=== EXERCISE TASK ===
All of the records below should be output exactly.

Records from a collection
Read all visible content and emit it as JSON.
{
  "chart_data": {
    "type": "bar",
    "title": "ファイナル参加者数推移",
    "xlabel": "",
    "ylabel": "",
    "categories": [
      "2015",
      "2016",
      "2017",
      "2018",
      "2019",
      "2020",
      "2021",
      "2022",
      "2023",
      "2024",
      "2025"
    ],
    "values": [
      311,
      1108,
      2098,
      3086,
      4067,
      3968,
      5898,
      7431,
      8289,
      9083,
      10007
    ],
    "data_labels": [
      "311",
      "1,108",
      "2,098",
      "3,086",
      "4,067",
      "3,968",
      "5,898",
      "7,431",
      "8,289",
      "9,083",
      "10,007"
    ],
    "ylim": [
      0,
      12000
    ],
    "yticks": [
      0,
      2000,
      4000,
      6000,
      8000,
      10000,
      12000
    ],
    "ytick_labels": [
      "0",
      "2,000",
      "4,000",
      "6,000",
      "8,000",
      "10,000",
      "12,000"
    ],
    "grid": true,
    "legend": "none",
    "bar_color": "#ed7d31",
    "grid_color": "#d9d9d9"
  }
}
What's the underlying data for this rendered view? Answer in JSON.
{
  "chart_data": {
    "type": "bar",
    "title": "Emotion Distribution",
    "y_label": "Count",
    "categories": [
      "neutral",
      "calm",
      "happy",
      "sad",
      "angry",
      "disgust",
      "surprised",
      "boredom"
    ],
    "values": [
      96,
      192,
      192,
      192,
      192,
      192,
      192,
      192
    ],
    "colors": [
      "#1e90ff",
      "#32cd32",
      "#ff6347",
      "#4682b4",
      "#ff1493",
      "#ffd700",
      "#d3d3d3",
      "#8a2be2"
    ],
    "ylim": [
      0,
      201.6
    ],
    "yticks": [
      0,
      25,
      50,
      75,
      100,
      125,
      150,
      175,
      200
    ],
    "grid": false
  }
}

=== EXPECTED ANSWER ===
Read all visible content and emit it as JSON.
{
  "chart_data": {
    "type": "bar",
    "title": "ファイナル参加者数推移",
    "xlabel": "",
    "ylabel": "",
    "categories": [
      "2015",
      "2016",
      "2017",
      "2018",
      "2019",
      "2020",
      "2021",
      "2022",
      "2023",
      "2024",
      "2025"
    ],
    "values": [
      311,
      1108,
      2098,
      3086,
      4067,
      3968,
      5898,
      7431,
      8289,
      9083,
      10007
    ],
    "data_labels": [
      "311",
      "1,108",
      "2,098",
      "3,086",
      "4,067",
      "3,968",
      "5,898",
      "7,431",
      "8,289",
      "9,083",
      "10,007"
    ],
    "ylim": [
      0,
      12000
    ],
    "yticks": [
      0,
      2000,
      4000,
      6000,
      8000,
      10000,
      12000
    ],
    "ytick_labels": [
      "0",
      "2,000",
      "4,000",
      "6,000",
      "8,000",
      "10,000",
      "12,000"
    ],
    "grid": true,
    "legend": "none",
    "bar_color": "#ed7d31",
    "grid_color": "#d9d9d9"
  }
}
What's the underlying data for this rendered view? Answer in JSON.
{
  "chart_data": {
    "type": "bar",
    "title": "Emotion Distribution",
    "y_label": "Count",
    "categories": [
      "neutral",
      "calm",
      "happy",
      "sad",
      "angry",
      "disgust",
      "surprised",
      "boredom"
    ],
    "values": [
      96,
      192,
      192,
      192,
      192,
      192,
      192,
      192
    ],
    "colors": [
      "#1e90ff",
      "#32cd32",
      "#ff6347",
      "#4682b4",
      "#ff1493",
      "#ffd700",
      "#d3d3d3",
      "#8a2be2"
    ],
    "ylim": [
      0,
      201.6
    ],
    "yticks": [
      0,
      25,
      50,
      75,
      100,
      125,
      150,
      175,
      200
    ],
    "grid": false
  }
}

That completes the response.